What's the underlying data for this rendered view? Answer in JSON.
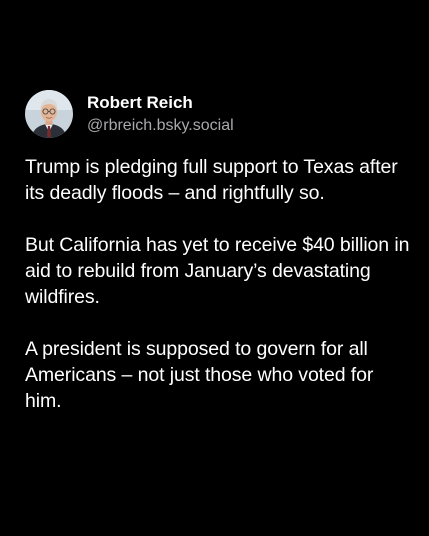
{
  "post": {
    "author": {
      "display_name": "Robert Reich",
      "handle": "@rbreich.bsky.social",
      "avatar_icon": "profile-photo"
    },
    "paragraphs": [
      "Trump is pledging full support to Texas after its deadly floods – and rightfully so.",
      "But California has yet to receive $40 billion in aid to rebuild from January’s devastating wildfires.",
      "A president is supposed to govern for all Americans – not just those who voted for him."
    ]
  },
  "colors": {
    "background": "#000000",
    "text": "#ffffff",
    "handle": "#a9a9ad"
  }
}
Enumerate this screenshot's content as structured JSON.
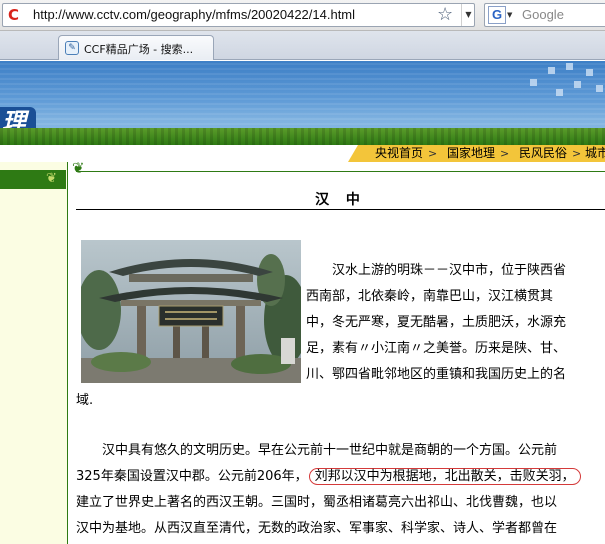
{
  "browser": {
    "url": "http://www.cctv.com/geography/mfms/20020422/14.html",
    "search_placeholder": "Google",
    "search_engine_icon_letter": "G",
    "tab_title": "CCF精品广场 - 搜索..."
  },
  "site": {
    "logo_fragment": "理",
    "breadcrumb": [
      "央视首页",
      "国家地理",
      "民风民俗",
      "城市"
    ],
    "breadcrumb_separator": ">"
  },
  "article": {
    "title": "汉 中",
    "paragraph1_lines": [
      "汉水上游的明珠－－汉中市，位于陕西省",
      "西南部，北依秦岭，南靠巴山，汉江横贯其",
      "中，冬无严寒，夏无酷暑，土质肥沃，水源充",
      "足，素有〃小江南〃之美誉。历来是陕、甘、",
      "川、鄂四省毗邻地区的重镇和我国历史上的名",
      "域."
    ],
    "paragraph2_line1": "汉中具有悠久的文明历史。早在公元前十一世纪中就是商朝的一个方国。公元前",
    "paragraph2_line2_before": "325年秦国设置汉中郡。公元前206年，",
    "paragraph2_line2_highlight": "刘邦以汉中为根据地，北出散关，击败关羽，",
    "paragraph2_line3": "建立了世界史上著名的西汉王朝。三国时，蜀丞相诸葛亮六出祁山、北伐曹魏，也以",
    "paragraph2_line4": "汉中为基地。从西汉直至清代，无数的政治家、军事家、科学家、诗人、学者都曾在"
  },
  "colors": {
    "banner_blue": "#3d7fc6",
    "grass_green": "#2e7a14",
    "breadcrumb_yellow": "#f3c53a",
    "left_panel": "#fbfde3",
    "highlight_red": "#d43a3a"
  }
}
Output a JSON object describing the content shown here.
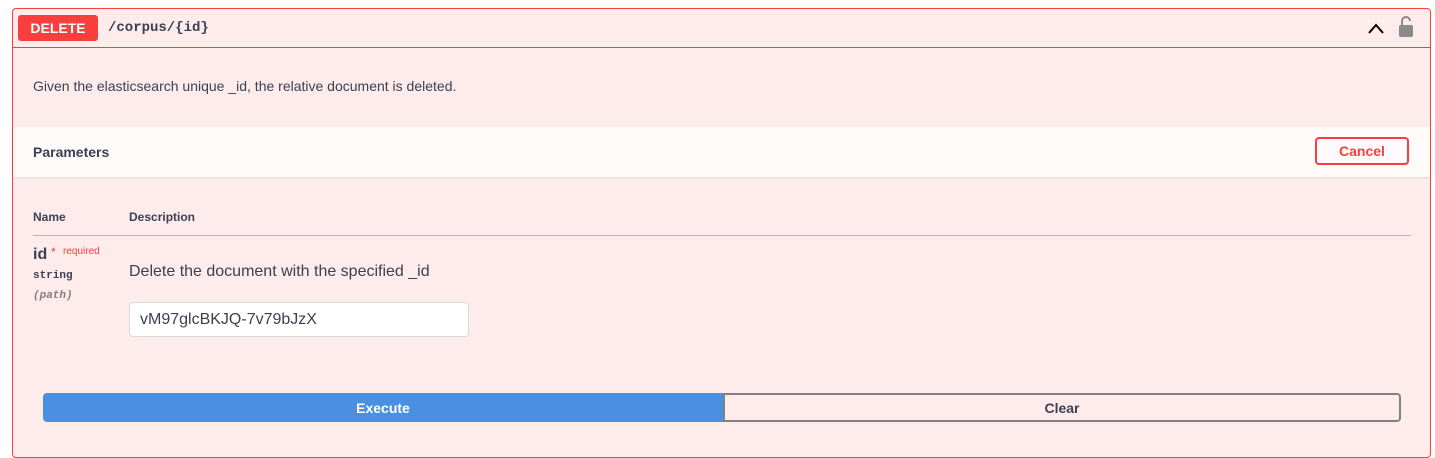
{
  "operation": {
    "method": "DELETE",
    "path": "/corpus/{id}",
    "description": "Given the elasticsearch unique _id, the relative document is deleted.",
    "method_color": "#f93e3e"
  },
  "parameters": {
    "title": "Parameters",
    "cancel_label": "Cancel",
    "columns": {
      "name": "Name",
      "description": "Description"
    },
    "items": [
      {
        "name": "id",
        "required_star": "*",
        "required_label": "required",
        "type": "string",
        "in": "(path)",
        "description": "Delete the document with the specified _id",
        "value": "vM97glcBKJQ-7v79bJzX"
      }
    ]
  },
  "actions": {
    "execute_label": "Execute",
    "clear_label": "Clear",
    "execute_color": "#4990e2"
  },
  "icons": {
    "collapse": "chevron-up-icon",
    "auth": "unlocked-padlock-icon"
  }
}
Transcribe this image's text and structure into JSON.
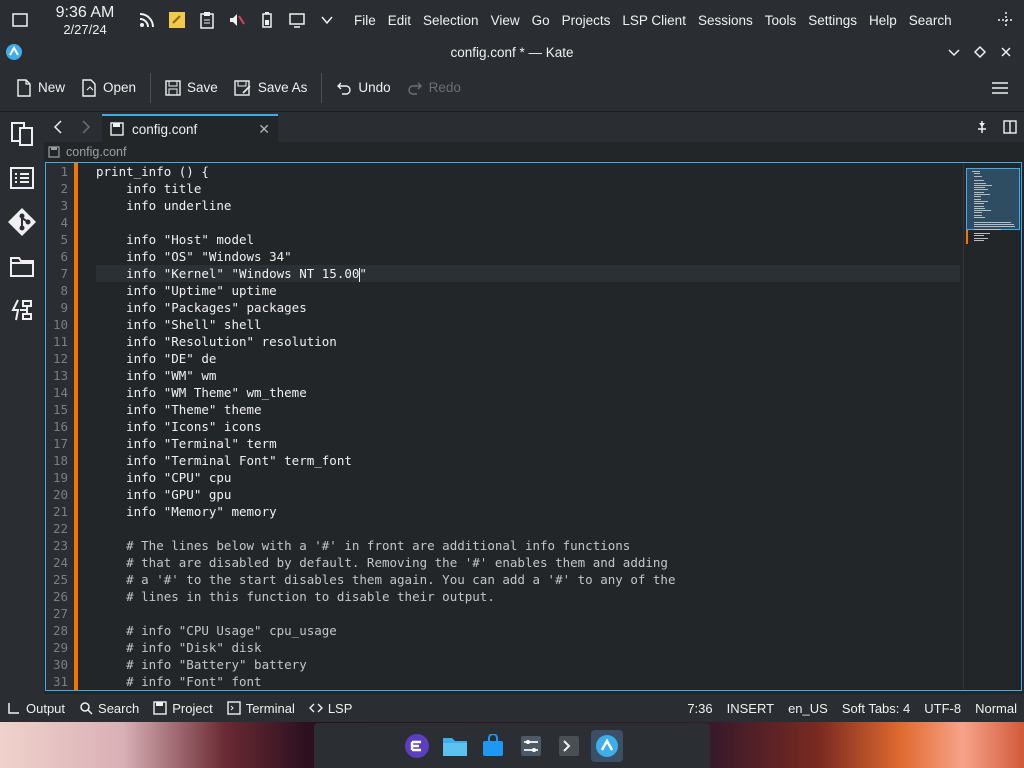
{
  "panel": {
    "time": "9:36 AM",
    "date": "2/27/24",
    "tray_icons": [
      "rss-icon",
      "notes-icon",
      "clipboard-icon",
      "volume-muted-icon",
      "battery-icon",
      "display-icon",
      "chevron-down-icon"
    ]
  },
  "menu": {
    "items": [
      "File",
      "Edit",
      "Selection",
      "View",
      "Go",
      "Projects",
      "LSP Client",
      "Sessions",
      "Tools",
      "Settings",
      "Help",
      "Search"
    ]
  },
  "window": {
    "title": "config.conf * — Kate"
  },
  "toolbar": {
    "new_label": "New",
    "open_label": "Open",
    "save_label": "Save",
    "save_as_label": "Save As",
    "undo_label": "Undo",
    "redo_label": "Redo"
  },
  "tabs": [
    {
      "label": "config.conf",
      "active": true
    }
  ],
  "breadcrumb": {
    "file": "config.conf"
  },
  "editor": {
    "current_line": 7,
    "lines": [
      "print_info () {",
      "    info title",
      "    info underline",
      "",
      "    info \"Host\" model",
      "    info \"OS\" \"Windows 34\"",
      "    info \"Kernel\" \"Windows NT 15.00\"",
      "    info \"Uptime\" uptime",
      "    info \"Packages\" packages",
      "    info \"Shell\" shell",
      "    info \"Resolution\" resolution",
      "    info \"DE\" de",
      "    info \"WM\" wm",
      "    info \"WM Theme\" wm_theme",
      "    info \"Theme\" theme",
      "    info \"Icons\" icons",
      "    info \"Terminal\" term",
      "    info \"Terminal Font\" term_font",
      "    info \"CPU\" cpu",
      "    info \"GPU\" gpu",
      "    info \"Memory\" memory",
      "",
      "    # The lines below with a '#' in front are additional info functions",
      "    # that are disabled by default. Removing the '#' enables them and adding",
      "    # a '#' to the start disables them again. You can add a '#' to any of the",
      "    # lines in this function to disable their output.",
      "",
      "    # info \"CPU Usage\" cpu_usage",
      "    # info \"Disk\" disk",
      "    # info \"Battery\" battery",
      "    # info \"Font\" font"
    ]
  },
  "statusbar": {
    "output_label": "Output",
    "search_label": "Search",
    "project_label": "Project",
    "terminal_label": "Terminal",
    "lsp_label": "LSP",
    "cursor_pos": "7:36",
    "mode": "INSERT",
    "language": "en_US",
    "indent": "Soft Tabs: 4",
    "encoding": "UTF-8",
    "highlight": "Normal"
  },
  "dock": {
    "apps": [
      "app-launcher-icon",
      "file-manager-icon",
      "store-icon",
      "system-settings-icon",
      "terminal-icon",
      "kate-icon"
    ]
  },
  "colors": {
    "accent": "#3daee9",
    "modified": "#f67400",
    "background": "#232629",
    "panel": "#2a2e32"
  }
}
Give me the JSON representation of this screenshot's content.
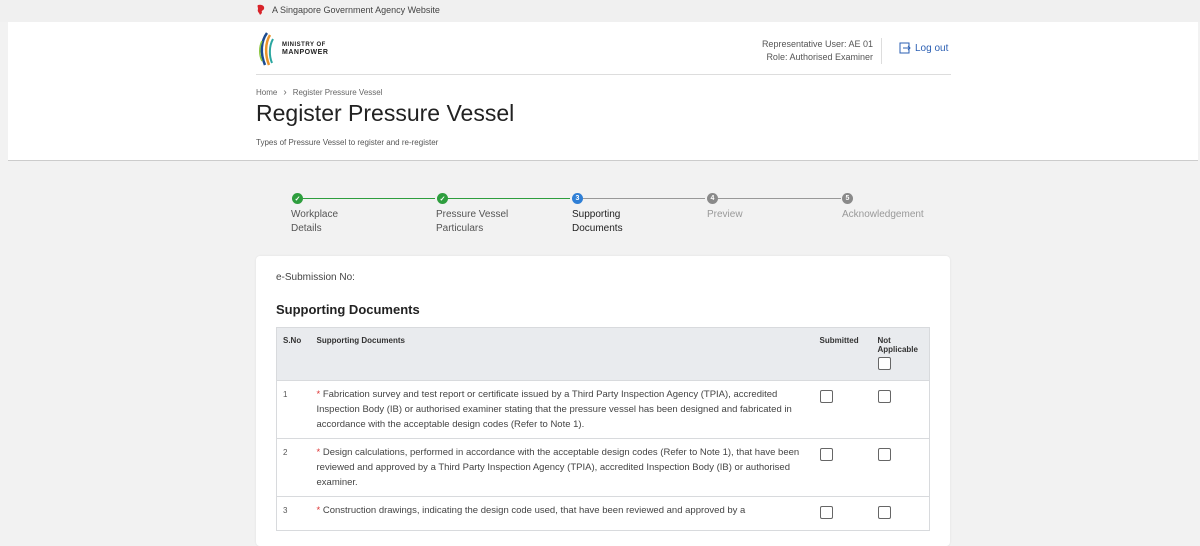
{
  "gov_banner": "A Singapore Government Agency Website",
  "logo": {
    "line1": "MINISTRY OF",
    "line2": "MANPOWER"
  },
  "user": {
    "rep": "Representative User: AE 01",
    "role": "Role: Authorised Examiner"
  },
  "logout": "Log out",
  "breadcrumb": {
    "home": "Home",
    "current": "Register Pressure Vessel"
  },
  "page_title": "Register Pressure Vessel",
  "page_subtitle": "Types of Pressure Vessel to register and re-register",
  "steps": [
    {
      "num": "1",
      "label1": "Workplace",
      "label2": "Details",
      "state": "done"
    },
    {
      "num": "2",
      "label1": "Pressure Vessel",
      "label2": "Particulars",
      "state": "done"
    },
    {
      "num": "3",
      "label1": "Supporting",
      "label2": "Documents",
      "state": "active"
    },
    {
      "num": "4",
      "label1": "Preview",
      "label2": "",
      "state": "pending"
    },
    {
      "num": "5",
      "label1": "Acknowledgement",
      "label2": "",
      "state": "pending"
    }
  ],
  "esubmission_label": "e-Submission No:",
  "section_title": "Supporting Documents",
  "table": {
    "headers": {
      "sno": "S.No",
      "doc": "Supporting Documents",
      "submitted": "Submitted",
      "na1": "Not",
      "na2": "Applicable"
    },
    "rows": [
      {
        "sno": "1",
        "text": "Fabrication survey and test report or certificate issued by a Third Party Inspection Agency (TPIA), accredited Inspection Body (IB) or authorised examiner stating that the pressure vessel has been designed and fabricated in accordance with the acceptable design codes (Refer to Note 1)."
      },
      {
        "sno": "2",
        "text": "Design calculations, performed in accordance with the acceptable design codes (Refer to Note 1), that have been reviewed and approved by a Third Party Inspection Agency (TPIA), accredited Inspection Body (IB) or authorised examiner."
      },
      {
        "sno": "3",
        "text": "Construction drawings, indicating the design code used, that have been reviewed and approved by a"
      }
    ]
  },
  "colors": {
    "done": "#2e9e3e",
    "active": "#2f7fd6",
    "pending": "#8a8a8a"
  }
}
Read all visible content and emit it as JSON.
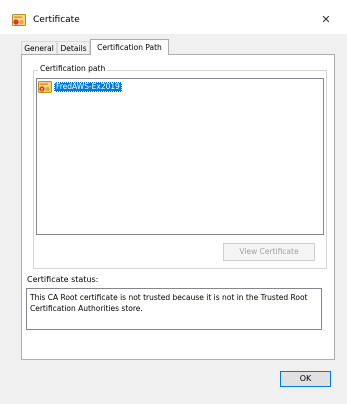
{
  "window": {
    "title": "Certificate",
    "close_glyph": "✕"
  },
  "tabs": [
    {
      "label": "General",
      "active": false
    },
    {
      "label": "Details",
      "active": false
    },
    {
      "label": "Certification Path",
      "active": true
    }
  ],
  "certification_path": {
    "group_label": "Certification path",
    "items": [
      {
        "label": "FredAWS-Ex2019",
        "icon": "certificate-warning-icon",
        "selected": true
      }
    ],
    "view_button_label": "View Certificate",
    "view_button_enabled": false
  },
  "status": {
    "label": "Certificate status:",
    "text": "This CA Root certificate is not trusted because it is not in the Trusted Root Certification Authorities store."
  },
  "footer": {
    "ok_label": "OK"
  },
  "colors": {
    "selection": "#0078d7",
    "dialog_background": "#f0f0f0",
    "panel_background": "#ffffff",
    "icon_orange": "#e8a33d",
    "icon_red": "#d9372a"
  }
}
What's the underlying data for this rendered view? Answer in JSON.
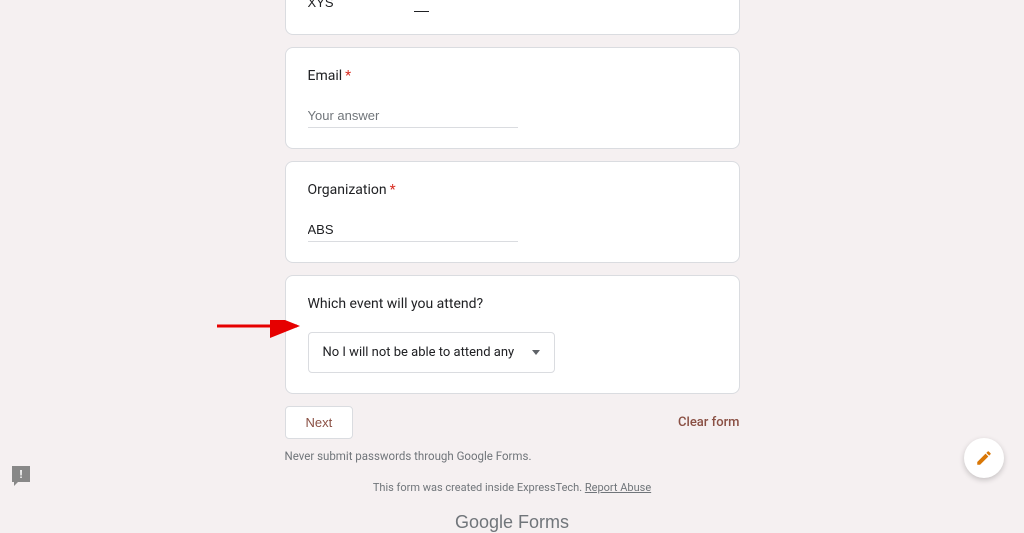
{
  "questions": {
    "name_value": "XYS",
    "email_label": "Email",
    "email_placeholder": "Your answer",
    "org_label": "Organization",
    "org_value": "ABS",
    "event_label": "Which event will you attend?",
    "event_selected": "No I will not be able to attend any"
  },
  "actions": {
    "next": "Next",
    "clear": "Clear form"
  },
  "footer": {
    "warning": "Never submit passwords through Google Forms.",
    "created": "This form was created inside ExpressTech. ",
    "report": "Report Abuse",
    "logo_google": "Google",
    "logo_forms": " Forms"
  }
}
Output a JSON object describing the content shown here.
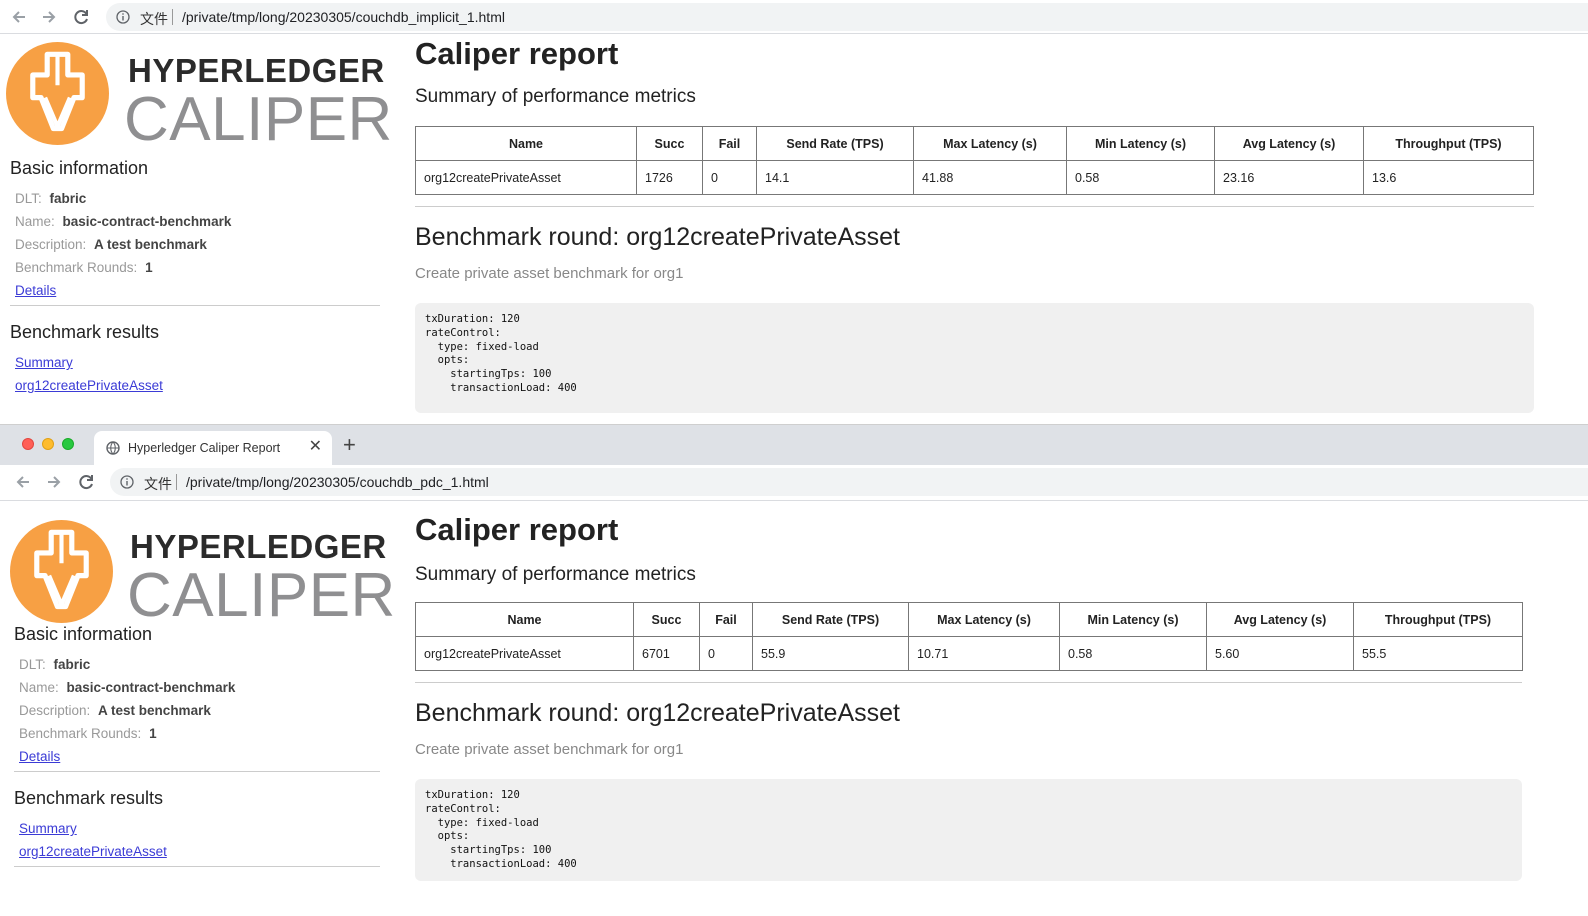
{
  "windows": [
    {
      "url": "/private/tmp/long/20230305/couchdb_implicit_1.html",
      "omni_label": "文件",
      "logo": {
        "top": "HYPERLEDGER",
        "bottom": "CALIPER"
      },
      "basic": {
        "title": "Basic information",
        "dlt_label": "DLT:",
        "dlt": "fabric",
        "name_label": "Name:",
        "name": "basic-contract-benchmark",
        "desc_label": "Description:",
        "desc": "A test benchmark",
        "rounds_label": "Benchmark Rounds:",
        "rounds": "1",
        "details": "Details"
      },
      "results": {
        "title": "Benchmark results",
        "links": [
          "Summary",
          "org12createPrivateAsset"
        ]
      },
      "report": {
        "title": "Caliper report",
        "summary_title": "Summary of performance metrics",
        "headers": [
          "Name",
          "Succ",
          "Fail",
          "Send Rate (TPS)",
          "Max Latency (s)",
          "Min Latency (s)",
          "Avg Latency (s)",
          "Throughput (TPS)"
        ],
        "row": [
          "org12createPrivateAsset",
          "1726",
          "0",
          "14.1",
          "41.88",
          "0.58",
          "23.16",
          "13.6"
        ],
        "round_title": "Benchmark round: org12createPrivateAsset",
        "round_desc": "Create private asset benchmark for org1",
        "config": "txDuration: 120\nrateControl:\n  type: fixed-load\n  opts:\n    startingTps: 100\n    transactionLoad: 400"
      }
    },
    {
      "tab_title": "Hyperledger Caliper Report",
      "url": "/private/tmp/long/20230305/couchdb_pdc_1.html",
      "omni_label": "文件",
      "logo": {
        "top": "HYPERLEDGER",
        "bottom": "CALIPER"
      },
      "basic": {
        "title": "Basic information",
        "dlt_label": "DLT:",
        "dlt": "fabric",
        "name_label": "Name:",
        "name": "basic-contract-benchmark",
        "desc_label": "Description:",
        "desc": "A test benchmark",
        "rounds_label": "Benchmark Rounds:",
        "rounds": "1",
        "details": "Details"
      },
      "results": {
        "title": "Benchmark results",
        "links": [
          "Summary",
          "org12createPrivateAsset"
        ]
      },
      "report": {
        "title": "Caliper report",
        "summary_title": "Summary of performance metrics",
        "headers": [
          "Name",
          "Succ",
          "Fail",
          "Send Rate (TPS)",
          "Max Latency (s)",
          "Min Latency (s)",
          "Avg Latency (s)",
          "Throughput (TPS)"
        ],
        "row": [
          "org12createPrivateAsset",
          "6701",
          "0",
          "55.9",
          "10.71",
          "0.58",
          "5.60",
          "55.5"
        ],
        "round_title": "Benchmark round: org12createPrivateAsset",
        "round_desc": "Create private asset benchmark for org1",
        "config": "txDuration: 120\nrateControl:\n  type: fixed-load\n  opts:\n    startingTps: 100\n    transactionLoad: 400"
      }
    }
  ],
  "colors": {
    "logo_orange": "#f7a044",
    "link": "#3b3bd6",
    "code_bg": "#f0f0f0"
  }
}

○ ○ ○ ○ ○ ○ ○

Show the lines of the records that contain the word "Details".

◆ **Exercise answer**:
      "label2": "Details",
      "label": "Details",
        "details": "Details"
        "details": "Details"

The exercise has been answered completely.